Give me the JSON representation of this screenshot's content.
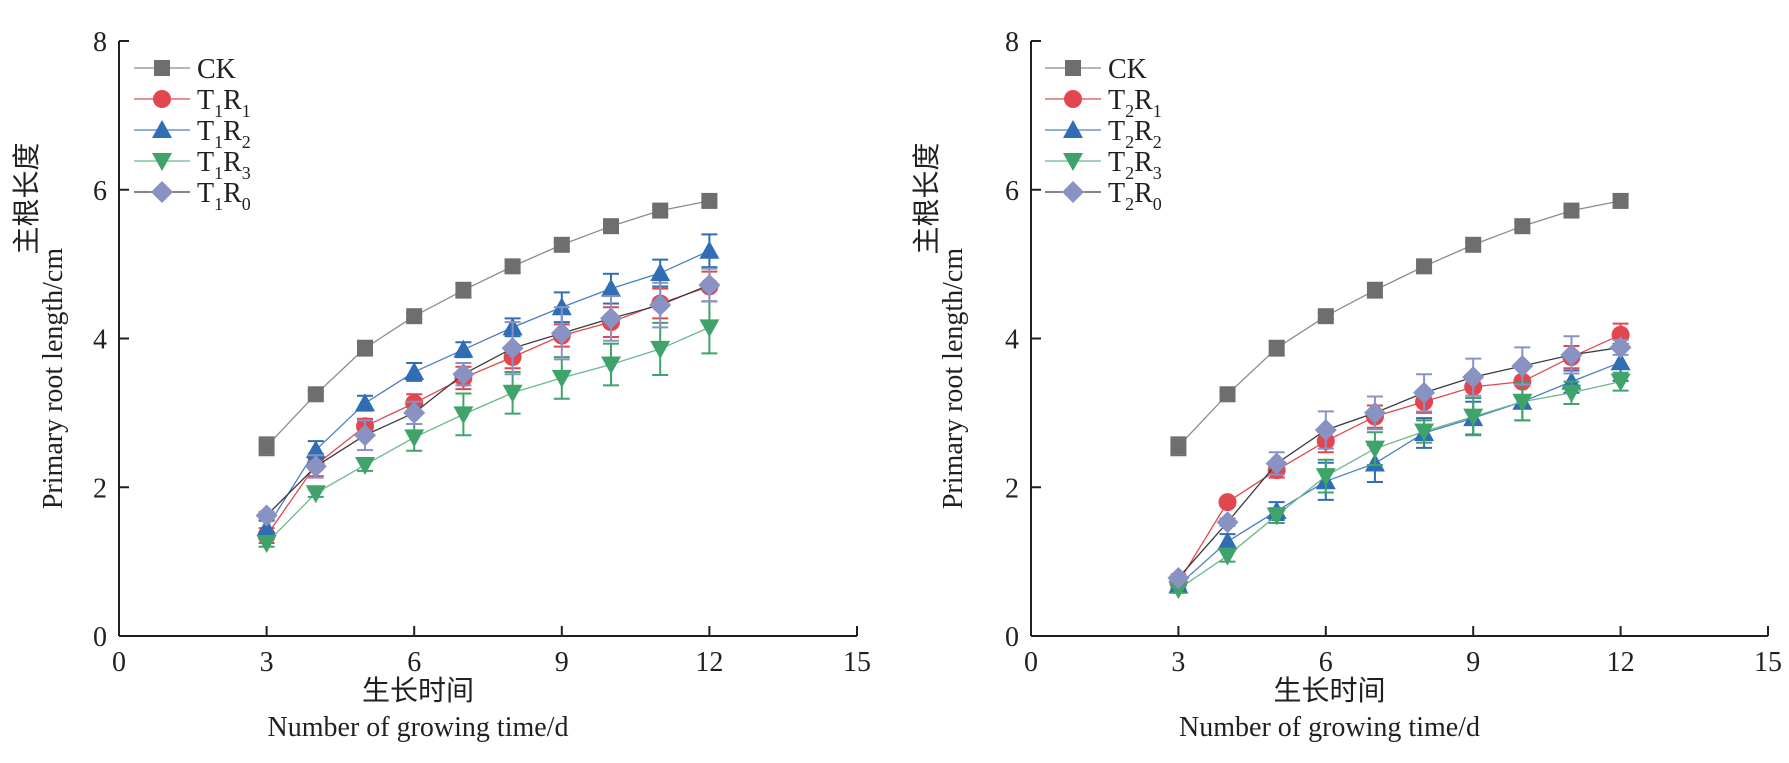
{
  "chart_data": [
    {
      "type": "line",
      "panel": "left",
      "title": "",
      "xlabel_cn": "生长时间",
      "xlabel": "Number of growing time/d",
      "ylabel_cn": "主根长度",
      "ylabel": "Primary root length/cm",
      "xlim": [
        0,
        15
      ],
      "ylim": [
        0,
        8
      ],
      "xticks": [
        0,
        3,
        6,
        9,
        12,
        15
      ],
      "yticks": [
        0,
        2,
        4,
        6,
        8
      ],
      "grid": false,
      "legend_position": "top-left",
      "x": [
        3,
        4,
        5,
        6,
        7,
        8,
        9,
        10,
        11,
        12
      ],
      "series": [
        {
          "name": "CK",
          "label_parts": [
            "CK"
          ],
          "color": "#6d6e70",
          "line_color": "#8c8c8c",
          "marker": "square",
          "values": [
            2.55,
            3.25,
            3.87,
            4.3,
            4.65,
            4.97,
            5.26,
            5.51,
            5.72,
            5.85
          ],
          "errors": [
            0.12,
            0.04,
            0.1,
            0.04,
            0.1,
            0.08,
            0.04,
            0.04,
            0.05,
            0.08
          ]
        },
        {
          "name": "T1R1",
          "label_parts": [
            "T",
            "1",
            "R",
            "1"
          ],
          "color": "#e2474f",
          "line_color": "#e2474f",
          "marker": "circle",
          "values": [
            1.35,
            2.3,
            2.82,
            3.13,
            3.47,
            3.75,
            4.04,
            4.22,
            4.47,
            4.7
          ],
          "errors": [
            0.1,
            0.15,
            0.1,
            0.12,
            0.15,
            0.15,
            0.15,
            0.2,
            0.2,
            0.2
          ]
        },
        {
          "name": "T1R2",
          "label_parts": [
            "T",
            "1",
            "R",
            "2"
          ],
          "color": "#2f6db5",
          "line_color": "#4a7fc1",
          "marker": "triangle-up",
          "values": [
            1.45,
            2.5,
            3.13,
            3.55,
            3.85,
            4.15,
            4.42,
            4.67,
            4.88,
            5.18
          ],
          "errors": [
            0.1,
            0.12,
            0.1,
            0.12,
            0.1,
            0.12,
            0.2,
            0.2,
            0.18,
            0.22
          ]
        },
        {
          "name": "T1R3",
          "label_parts": [
            "T",
            "1",
            "R",
            "3"
          ],
          "color": "#3fa36a",
          "line_color": "#6cb98a",
          "marker": "triangle-down",
          "values": [
            1.25,
            1.92,
            2.3,
            2.67,
            2.98,
            3.27,
            3.47,
            3.65,
            3.86,
            4.15
          ],
          "errors": [
            0.05,
            0.05,
            0.08,
            0.18,
            0.28,
            0.28,
            0.28,
            0.28,
            0.35,
            0.35
          ]
        },
        {
          "name": "T1R0",
          "label_parts": [
            "T",
            "1",
            "R",
            "0"
          ],
          "color": "#8892c3",
          "line_color": "#3a3a3a",
          "marker": "diamond",
          "values": [
            1.62,
            2.28,
            2.7,
            3.0,
            3.52,
            3.87,
            4.07,
            4.27,
            4.45,
            4.72
          ],
          "errors": [
            0.05,
            0.15,
            0.2,
            0.15,
            0.15,
            0.35,
            0.35,
            0.3,
            0.3,
            0.22
          ]
        }
      ]
    },
    {
      "type": "line",
      "panel": "right",
      "title": "",
      "xlabel_cn": "生长时间",
      "xlabel": "Number of growing time/d",
      "ylabel_cn": "主根长度",
      "ylabel": "Primary root length/cm",
      "xlim": [
        0,
        15
      ],
      "ylim": [
        0,
        8
      ],
      "xticks": [
        0,
        3,
        6,
        9,
        12,
        15
      ],
      "yticks": [
        0,
        2,
        4,
        6,
        8
      ],
      "grid": false,
      "legend_position": "top-left",
      "x": [
        3,
        4,
        5,
        6,
        7,
        8,
        9,
        10,
        11,
        12
      ],
      "series": [
        {
          "name": "CK",
          "label_parts": [
            "CK"
          ],
          "color": "#6d6e70",
          "line_color": "#8c8c8c",
          "marker": "square",
          "values": [
            2.55,
            3.25,
            3.87,
            4.3,
            4.65,
            4.97,
            5.26,
            5.51,
            5.72,
            5.85
          ],
          "errors": [
            0.12,
            0.04,
            0.1,
            0.04,
            0.1,
            0.08,
            0.04,
            0.04,
            0.05,
            0.08
          ]
        },
        {
          "name": "T2R1",
          "label_parts": [
            "T",
            "2",
            "R",
            "1"
          ],
          "color": "#e2474f",
          "line_color": "#e2474f",
          "marker": "circle",
          "values": [
            0.72,
            1.8,
            2.23,
            2.62,
            2.95,
            3.15,
            3.35,
            3.42,
            3.75,
            4.05
          ],
          "errors": [
            0.05,
            0.05,
            0.1,
            0.15,
            0.15,
            0.15,
            0.15,
            0.05,
            0.15,
            0.15
          ]
        },
        {
          "name": "T2R2",
          "label_parts": [
            "T",
            "2",
            "R",
            "2"
          ],
          "color": "#2f6db5",
          "line_color": "#4a7fc1",
          "marker": "triangle-up",
          "values": [
            0.68,
            1.27,
            1.68,
            2.08,
            2.32,
            2.73,
            2.93,
            3.15,
            3.42,
            3.68
          ],
          "errors": [
            0.05,
            0.1,
            0.12,
            0.25,
            0.25,
            0.2,
            0.22,
            0.25,
            0.15,
            0.25
          ]
        },
        {
          "name": "T2R3",
          "label_parts": [
            "T",
            "2",
            "R",
            "3"
          ],
          "color": "#3fa36a",
          "line_color": "#6cb98a",
          "marker": "triangle-down",
          "values": [
            0.63,
            1.08,
            1.62,
            2.15,
            2.52,
            2.75,
            2.95,
            3.15,
            3.27,
            3.42
          ],
          "errors": [
            0.05,
            0.08,
            0.1,
            0.22,
            0.22,
            0.15,
            0.25,
            0.25,
            0.15,
            0.12
          ]
        },
        {
          "name": "T2R0",
          "label_parts": [
            "T",
            "2",
            "R",
            "0"
          ],
          "color": "#8892c3",
          "line_color": "#3a3a3a",
          "marker": "diamond",
          "values": [
            0.78,
            1.53,
            2.32,
            2.77,
            3.0,
            3.27,
            3.48,
            3.63,
            3.78,
            3.88
          ],
          "errors": [
            0.05,
            0.05,
            0.15,
            0.25,
            0.22,
            0.25,
            0.25,
            0.25,
            0.25,
            0.1
          ]
        }
      ]
    }
  ]
}
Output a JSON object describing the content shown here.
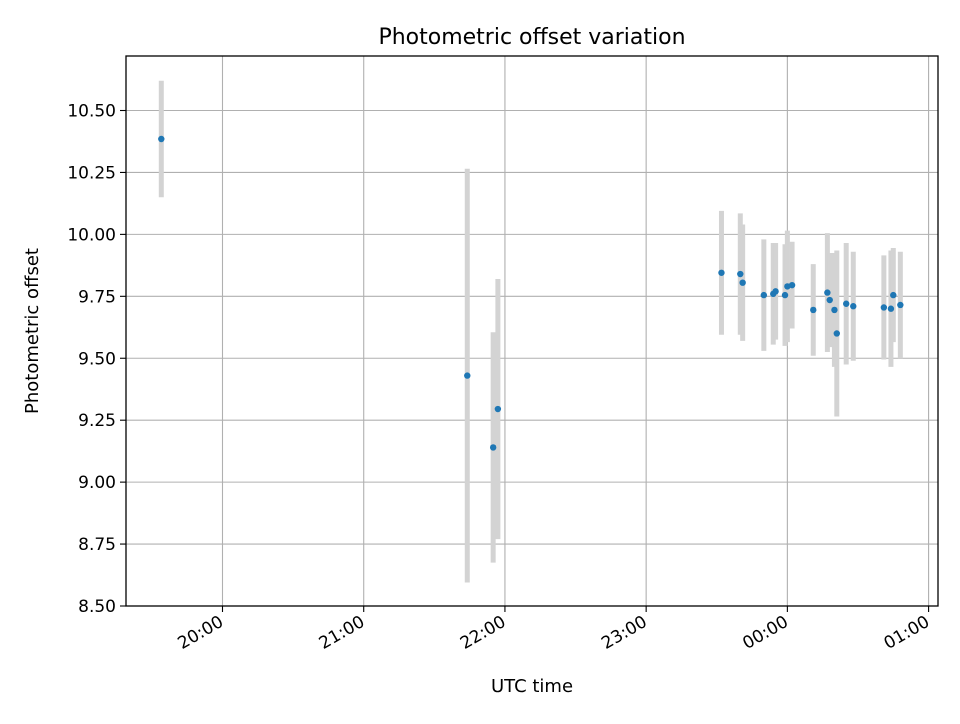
{
  "chart_data": {
    "type": "scatter",
    "title": "Photometric offset variation",
    "xlabel": "UTC time",
    "ylabel": "Photometric offset",
    "xlim": [
      "19:19",
      "01:04"
    ],
    "ylim": [
      8.5,
      10.72
    ],
    "x_tick_labels": [
      "20:00",
      "21:00",
      "22:00",
      "23:00",
      "00:00",
      "01:00"
    ],
    "y_tick_labels": [
      "8.50",
      "8.75",
      "9.00",
      "9.25",
      "9.50",
      "9.75",
      "10.00",
      "10.25",
      "10.50"
    ],
    "grid": true,
    "legend": "none",
    "marker_color": "#1f77b4",
    "errorbar_color": "#d3d3d3",
    "points": [
      {
        "t": "19:34",
        "y": 10.385,
        "err": 0.235
      },
      {
        "t": "21:44",
        "y": 9.43,
        "err": 0.835
      },
      {
        "t": "21:55",
        "y": 9.14,
        "err": 0.465
      },
      {
        "t": "21:57",
        "y": 9.295,
        "err": 0.525
      },
      {
        "t": "23:32",
        "y": 9.845,
        "err": 0.25
      },
      {
        "t": "23:40",
        "y": 9.84,
        "err": 0.245
      },
      {
        "t": "23:41",
        "y": 9.805,
        "err": 0.235
      },
      {
        "t": "23:50",
        "y": 9.755,
        "err": 0.225
      },
      {
        "t": "23:54",
        "y": 9.76,
        "err": 0.205
      },
      {
        "t": "23:55",
        "y": 9.77,
        "err": 0.195
      },
      {
        "t": "23:59",
        "y": 9.755,
        "err": 0.205
      },
      {
        "t": "00:00",
        "y": 9.79,
        "err": 0.225
      },
      {
        "t": "00:02",
        "y": 9.795,
        "err": 0.175
      },
      {
        "t": "00:11",
        "y": 9.695,
        "err": 0.185
      },
      {
        "t": "00:17",
        "y": 9.765,
        "err": 0.24
      },
      {
        "t": "00:18",
        "y": 9.735,
        "err": 0.19
      },
      {
        "t": "00:20",
        "y": 9.695,
        "err": 0.23
      },
      {
        "t": "00:21",
        "y": 9.6,
        "err": 0.335
      },
      {
        "t": "00:25",
        "y": 9.72,
        "err": 0.245
      },
      {
        "t": "00:28",
        "y": 9.71,
        "err": 0.22
      },
      {
        "t": "00:41",
        "y": 9.705,
        "err": 0.21
      },
      {
        "t": "00:44",
        "y": 9.7,
        "err": 0.235
      },
      {
        "t": "00:45",
        "y": 9.755,
        "err": 0.19
      },
      {
        "t": "00:48",
        "y": 9.715,
        "err": 0.215
      }
    ]
  }
}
+ + + + +
◆ The problem ◆
Copy out every line of the data that includes the word "name".

◆ Worked answer ◆
          "name": "CK",
          "name": "T1R1",
          "name": "T1R2",
          "name": "T1R3",
          "name": "T1R0",
          "name": "CK",
          "name": "T2R1",
          "name": "T2R2",
          "name": "T2R3",
          "name": "T2R0",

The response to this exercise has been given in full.